▸ Data entries:
++++++

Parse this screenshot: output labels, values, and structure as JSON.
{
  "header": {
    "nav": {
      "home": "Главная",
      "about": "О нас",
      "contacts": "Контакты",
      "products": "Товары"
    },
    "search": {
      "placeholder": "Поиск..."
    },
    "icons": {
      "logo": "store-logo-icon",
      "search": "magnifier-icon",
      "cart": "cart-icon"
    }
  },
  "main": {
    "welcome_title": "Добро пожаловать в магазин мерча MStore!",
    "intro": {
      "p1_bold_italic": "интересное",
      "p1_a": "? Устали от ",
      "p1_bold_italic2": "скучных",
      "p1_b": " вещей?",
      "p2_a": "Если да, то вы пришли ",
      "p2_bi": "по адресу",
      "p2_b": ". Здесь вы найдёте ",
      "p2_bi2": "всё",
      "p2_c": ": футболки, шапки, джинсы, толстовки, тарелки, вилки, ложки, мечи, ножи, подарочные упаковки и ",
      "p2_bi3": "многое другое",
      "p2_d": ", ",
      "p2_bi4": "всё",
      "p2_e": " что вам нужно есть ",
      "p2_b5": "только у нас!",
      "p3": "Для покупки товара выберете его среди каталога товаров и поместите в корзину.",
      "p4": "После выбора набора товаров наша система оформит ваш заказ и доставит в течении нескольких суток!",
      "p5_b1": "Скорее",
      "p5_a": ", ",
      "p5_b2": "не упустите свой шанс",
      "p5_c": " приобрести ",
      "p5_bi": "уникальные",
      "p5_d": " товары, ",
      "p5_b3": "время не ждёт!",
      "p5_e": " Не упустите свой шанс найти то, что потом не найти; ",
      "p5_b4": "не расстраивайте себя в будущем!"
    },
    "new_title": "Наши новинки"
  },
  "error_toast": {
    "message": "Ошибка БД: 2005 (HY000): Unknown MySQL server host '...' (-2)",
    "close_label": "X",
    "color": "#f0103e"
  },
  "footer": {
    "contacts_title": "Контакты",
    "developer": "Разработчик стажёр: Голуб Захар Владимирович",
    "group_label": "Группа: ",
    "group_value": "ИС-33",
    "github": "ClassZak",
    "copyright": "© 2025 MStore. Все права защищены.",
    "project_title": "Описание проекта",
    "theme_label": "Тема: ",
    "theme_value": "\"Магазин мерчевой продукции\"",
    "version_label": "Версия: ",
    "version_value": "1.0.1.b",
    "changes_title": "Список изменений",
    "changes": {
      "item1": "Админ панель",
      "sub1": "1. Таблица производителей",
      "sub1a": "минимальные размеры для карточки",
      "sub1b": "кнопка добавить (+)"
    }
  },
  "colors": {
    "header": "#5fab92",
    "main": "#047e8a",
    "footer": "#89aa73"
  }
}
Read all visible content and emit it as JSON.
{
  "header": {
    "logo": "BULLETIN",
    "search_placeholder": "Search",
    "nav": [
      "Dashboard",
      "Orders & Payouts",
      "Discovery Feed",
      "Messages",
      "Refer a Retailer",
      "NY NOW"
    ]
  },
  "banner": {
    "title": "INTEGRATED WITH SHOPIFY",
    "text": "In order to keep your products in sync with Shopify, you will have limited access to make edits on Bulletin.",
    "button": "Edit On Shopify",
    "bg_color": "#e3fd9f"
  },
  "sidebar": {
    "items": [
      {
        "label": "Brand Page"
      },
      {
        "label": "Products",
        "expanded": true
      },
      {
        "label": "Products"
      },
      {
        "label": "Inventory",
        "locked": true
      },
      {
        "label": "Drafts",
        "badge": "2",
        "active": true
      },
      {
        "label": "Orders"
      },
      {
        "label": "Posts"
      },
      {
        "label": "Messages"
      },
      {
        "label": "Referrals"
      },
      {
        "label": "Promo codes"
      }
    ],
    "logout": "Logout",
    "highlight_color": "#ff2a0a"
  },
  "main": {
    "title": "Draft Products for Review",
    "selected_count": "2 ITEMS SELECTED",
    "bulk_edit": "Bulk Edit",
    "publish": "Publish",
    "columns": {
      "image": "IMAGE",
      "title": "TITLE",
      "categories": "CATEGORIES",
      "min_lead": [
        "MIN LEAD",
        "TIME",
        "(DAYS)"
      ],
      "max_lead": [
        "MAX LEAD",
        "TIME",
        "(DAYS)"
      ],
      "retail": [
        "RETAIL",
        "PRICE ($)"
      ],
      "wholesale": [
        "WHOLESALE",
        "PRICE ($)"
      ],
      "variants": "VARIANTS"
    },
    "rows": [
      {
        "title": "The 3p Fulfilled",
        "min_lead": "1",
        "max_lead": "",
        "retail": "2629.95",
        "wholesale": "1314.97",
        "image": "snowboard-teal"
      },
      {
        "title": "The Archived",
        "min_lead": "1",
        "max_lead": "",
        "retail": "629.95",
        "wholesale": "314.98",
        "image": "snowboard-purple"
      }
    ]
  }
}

++++++

▸ Job: Write out all the records above again, exactly as they stand.

▸ Written answer:
Parse this screenshot: output labels, values, and structure as JSON.
{
  "header": {
    "nav": {
      "home": "Главная",
      "about": "О нас",
      "contacts": "Контакты",
      "products": "Товары"
    },
    "search": {
      "placeholder": "Поиск..."
    },
    "icons": {
      "logo": "store-logo-icon",
      "search": "magnifier-icon",
      "cart": "cart-icon"
    }
  },
  "main": {
    "welcome_title": "Добро пожаловать в магазин мерча MStore!",
    "intro": {
      "p1_bold_italic": "интересное",
      "p1_a": "? Устали от ",
      "p1_bold_italic2": "скучных",
      "p1_b": " вещей?",
      "p2_a": "Если да, то вы пришли ",
      "p2_bi": "по адресу",
      "p2_b": ". Здесь вы найдёте ",
      "p2_bi2": "всё",
      "p2_c": ": футболки, шапки, джинсы, толстовки, тарелки, вилки, ложки, мечи, ножи, подарочные упаковки и ",
      "p2_bi3": "многое другое",
      "p2_d": ", ",
      "p2_bi4": "всё",
      "p2_e": " что вам нужно есть ",
      "p2_b5": "только у нас!",
      "p3": "Для покупки товара выберете его среди каталога товаров и поместите в корзину.",
      "p4": "После выбора набора товаров наша система оформит ваш заказ и доставит в течении нескольких суток!",
      "p5_b1": "Скорее",
      "p5_a": ", ",
      "p5_b2": "не упустите свой шанс",
      "p5_c": " приобрести ",
      "p5_bi": "уникальные",
      "p5_d": " товары, ",
      "p5_b3": "время не ждёт!",
      "p5_e": " Не упустите свой шанс найти то, что потом не найти; ",
      "p5_b4": "не расстраивайте себя в будущем!"
    },
    "new_title": "Наши новинки"
  },
  "error_toast": {
    "message": "Ошибка БД: 2005 (HY000): Unknown MySQL server host '...' (-2)",
    "close_label": "X",
    "color": "#f0103e"
  },
  "footer": {
    "contacts_title": "Контакты",
    "developer": "Разработчик стажёр: Голуб Захар Владимирович",
    "group_label": "Группа: ",
    "group_value": "ИС-33",
    "github": "ClassZak",
    "copyright": "© 2025 MStore. Все права защищены.",
    "project_title": "Описание проекта",
    "theme_label": "Тема: ",
    "theme_value": "\"Магазин мерчевой продукции\"",
    "version_label": "Версия: ",
    "version_value": "1.0.1.b",
    "changes_title": "Список изменений",
    "changes": {
      "item1": "Админ панель",
      "sub1": "1. Таблица производителей",
      "sub1a": "минимальные размеры для карточки",
      "sub1b": "кнопка добавить (+)"
    }
  },
  "colors": {
    "header": "#5fab92",
    "main": "#047e8a",
    "footer": "#89aa73"
  }
}
Read all visible content and emit it as JSON.
{
  "header": {
    "logo": "BULLETIN",
    "search_placeholder": "Search",
    "nav": [
      "Dashboard",
      "Orders & Payouts",
      "Discovery Feed",
      "Messages",
      "Refer a Retailer",
      "NY NOW"
    ]
  },
  "banner": {
    "title": "INTEGRATED WITH SHOPIFY",
    "text": "In order to keep your products in sync with Shopify, you will have limited access to make edits on Bulletin.",
    "button": "Edit On Shopify",
    "bg_color": "#e3fd9f"
  },
  "sidebar": {
    "items": [
      {
        "label": "Brand Page"
      },
      {
        "label": "Products",
        "expanded": true
      },
      {
        "label": "Products"
      },
      {
        "label": "Inventory",
        "locked": true
      },
      {
        "label": "Drafts",
        "badge": "2",
        "active": true
      },
      {
        "label": "Orders"
      },
      {
        "label": "Posts"
      },
      {
        "label": "Messages"
      },
      {
        "label": "Referrals"
      },
      {
        "label": "Promo codes"
      }
    ],
    "logout": "Logout",
    "highlight_color": "#ff2a0a"
  },
  "main": {
    "title": "Draft Products for Review",
    "selected_count": "2 ITEMS SELECTED",
    "bulk_edit": "Bulk Edit",
    "publish": "Publish",
    "columns": {
      "image": "IMAGE",
      "title": "TITLE",
      "categories": "CATEGORIES",
      "min_lead": [
        "MIN LEAD",
        "TIME",
        "(DAYS)"
      ],
      "max_lead": [
        "MAX LEAD",
        "TIME",
        "(DAYS)"
      ],
      "retail": [
        "RETAIL",
        "PRICE ($)"
      ],
      "wholesale": [
        "WHOLESALE",
        "PRICE ($)"
      ],
      "variants": "VARIANTS"
    },
    "rows": [
      {
        "title": "The 3p Fulfilled",
        "min_lead": "1",
        "max_lead": "",
        "retail": "2629.95",
        "wholesale": "1314.97",
        "image": "snowboard-teal"
      },
      {
        "title": "The Archived",
        "min_lead": "1",
        "max_lead": "",
        "retail": "629.95",
        "wholesale": "314.98",
        "image": "snowboard-purple"
      }
    ]
  }
}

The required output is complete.